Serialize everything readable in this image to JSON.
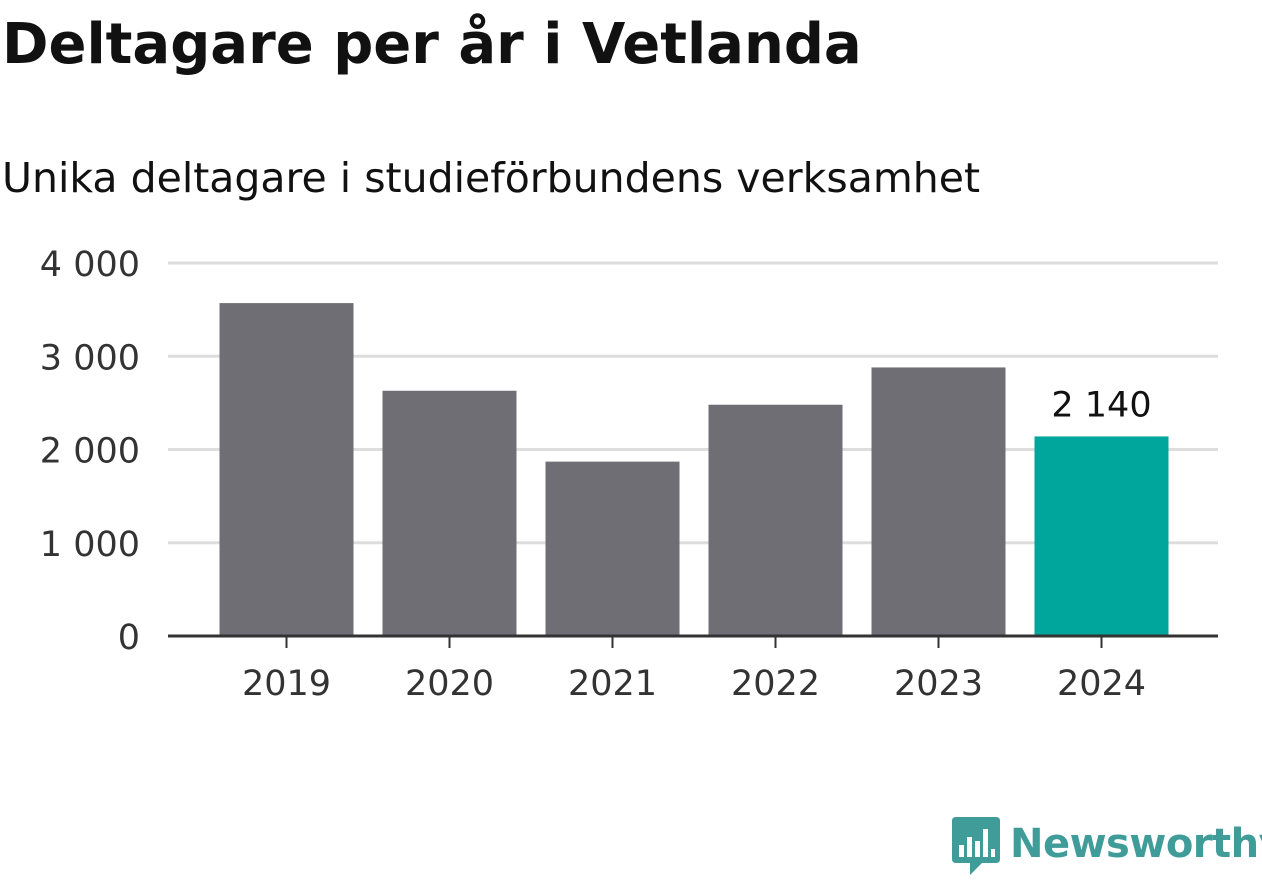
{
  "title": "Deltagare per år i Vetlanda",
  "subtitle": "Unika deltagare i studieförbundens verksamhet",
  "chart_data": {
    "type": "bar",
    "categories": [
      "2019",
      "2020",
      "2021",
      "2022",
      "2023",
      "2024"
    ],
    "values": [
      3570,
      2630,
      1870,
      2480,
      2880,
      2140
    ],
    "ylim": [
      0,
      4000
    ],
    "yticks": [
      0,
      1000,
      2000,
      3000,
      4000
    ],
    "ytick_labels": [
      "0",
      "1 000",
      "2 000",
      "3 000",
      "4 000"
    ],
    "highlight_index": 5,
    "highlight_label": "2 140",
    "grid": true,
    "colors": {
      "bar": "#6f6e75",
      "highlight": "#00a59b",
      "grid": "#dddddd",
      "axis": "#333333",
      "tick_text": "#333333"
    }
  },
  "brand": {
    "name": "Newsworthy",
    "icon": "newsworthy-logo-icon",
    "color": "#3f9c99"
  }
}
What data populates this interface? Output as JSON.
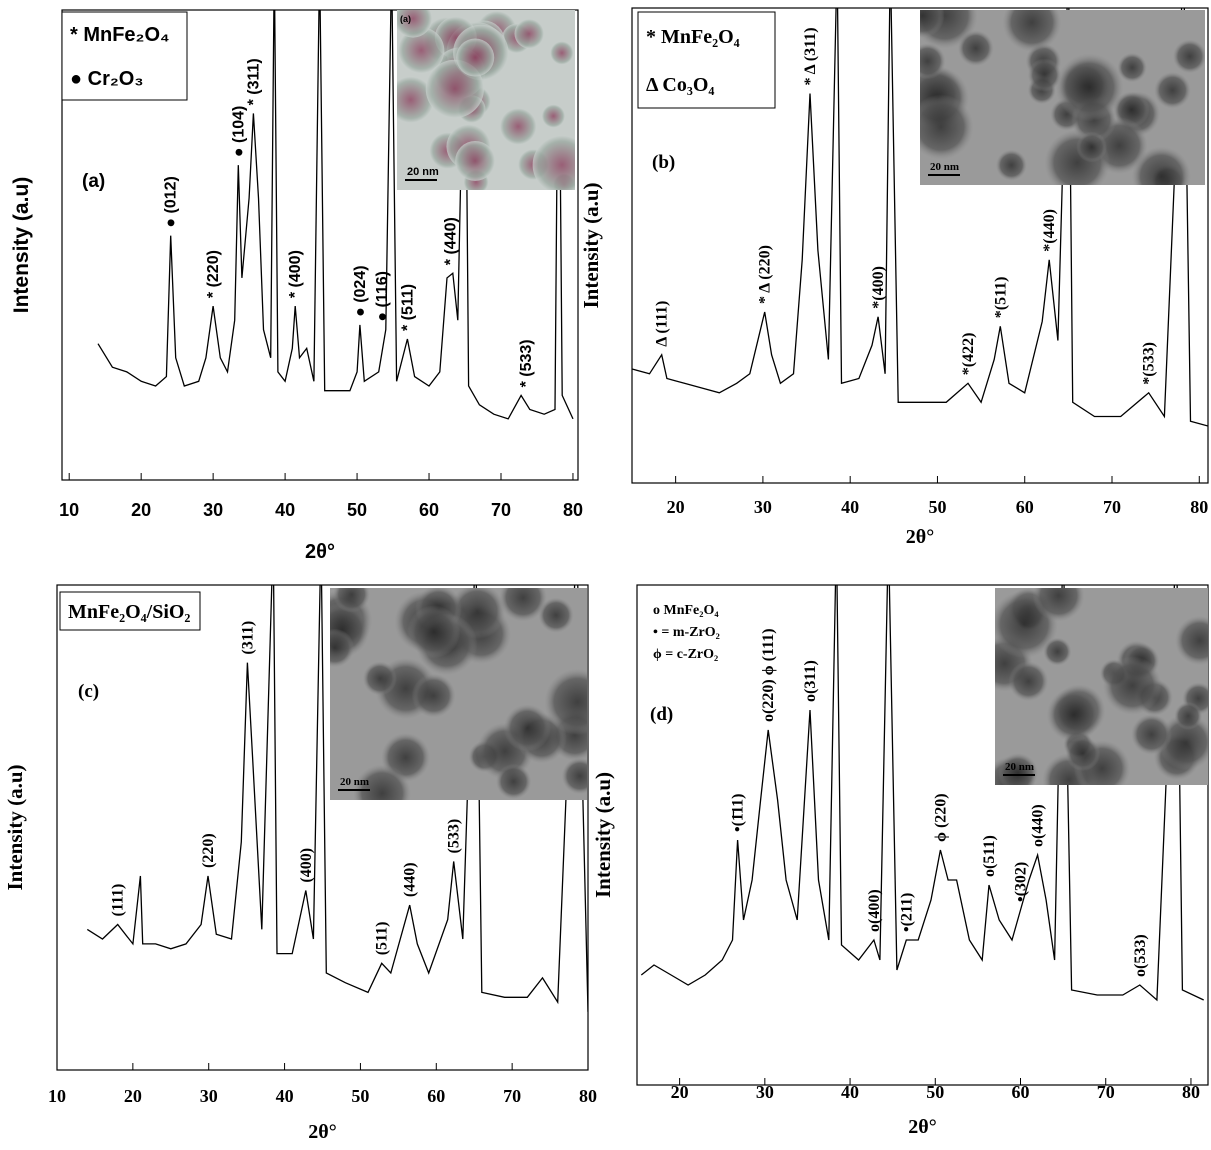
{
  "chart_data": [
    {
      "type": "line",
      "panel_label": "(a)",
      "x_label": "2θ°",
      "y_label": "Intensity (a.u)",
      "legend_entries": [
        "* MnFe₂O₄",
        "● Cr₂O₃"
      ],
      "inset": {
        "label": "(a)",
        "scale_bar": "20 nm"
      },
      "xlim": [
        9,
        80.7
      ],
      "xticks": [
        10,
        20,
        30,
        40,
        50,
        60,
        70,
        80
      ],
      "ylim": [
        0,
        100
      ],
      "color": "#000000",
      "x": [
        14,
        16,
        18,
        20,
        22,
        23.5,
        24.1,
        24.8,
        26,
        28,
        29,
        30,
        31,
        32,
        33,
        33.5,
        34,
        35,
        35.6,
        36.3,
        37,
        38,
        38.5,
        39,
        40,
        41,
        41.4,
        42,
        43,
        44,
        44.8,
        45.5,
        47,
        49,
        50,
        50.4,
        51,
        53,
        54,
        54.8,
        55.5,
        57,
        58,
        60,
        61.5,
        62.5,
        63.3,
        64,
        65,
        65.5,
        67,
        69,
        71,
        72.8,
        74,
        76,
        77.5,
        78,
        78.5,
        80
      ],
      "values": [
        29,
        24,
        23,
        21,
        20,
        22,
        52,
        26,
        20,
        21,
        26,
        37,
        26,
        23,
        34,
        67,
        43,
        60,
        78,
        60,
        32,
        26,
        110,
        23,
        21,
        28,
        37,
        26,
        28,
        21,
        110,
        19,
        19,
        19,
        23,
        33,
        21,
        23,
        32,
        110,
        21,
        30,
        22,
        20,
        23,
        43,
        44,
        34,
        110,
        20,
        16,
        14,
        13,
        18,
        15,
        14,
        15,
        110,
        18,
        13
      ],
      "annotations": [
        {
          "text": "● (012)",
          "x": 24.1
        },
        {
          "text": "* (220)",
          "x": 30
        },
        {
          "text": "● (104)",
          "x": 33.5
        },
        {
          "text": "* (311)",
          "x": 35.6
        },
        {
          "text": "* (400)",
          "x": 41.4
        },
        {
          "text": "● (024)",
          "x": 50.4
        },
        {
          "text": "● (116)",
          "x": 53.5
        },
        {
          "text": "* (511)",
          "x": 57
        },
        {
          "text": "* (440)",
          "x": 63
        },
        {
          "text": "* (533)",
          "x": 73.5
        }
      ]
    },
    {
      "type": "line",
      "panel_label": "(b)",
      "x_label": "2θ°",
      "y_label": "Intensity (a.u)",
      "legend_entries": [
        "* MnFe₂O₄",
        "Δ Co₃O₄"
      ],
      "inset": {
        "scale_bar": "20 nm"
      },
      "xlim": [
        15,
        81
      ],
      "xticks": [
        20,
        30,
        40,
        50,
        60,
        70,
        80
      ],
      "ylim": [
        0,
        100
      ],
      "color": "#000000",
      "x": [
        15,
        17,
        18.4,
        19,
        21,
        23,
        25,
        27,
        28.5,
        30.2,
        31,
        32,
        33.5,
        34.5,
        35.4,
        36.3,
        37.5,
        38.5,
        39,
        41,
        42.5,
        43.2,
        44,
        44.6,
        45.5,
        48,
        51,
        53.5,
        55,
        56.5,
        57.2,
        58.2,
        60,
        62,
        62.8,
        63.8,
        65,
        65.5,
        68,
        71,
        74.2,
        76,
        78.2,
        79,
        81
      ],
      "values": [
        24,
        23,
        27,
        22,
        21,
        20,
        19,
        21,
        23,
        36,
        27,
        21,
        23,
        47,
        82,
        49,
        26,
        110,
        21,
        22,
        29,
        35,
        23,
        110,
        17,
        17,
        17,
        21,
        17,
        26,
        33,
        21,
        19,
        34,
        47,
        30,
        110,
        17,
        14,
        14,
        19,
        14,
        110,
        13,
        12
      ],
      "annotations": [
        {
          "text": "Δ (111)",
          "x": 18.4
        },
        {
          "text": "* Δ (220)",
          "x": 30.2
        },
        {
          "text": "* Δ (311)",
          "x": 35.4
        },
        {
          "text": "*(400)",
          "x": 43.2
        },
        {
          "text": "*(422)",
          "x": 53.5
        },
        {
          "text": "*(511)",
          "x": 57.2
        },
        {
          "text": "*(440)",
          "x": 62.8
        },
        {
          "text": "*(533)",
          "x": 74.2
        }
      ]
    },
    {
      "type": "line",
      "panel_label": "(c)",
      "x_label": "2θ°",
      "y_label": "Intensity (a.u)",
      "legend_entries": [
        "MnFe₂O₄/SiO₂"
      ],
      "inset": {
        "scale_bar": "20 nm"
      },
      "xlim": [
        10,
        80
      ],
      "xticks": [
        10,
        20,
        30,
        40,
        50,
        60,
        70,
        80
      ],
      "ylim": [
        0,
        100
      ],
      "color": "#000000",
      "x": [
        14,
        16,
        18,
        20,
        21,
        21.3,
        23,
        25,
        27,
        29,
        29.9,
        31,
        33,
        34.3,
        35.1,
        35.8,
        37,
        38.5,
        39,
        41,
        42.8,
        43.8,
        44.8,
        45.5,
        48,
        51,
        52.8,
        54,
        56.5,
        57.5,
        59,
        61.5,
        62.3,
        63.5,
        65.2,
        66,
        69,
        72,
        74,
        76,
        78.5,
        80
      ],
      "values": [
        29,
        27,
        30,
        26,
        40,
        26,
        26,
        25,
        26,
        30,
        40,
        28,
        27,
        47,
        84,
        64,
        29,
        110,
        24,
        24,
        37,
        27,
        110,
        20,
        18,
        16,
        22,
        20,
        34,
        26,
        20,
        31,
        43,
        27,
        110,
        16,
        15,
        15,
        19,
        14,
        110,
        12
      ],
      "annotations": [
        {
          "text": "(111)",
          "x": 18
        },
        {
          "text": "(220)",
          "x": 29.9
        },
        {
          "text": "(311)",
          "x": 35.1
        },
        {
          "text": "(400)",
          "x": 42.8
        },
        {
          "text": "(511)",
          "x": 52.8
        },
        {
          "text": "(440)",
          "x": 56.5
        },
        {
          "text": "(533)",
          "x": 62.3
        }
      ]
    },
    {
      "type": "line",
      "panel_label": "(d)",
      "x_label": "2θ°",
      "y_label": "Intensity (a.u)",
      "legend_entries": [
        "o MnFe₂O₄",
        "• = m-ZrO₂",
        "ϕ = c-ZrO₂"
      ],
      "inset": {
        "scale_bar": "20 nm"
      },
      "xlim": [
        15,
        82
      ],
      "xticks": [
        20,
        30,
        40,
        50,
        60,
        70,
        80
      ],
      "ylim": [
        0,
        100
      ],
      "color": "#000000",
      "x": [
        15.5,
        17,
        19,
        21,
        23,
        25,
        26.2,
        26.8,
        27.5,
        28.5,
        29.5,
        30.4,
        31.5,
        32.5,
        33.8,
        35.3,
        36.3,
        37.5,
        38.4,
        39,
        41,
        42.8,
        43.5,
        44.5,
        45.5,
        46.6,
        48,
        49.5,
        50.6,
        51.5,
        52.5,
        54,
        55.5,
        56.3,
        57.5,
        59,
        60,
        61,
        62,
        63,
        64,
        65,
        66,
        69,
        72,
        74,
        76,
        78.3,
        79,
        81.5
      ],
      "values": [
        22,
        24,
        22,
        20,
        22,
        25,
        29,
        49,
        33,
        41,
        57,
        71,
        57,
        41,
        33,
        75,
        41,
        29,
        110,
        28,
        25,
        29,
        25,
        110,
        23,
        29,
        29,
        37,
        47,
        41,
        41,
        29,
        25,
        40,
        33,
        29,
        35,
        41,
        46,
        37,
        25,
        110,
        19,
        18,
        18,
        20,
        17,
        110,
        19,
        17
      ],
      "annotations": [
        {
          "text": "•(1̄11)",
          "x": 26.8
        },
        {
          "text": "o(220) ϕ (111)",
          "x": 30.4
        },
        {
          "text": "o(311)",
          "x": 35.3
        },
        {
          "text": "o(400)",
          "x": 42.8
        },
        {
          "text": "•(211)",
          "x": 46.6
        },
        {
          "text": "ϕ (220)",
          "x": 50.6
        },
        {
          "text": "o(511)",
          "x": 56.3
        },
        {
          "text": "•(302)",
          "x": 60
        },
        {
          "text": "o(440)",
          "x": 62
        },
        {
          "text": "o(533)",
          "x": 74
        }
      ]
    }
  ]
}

# Job
Search the preceding listing for "this" and extract every line where it is found.

# Exercise result
Serialize everything readable in this image to JSON.
What data populates this interface? Output as JSON.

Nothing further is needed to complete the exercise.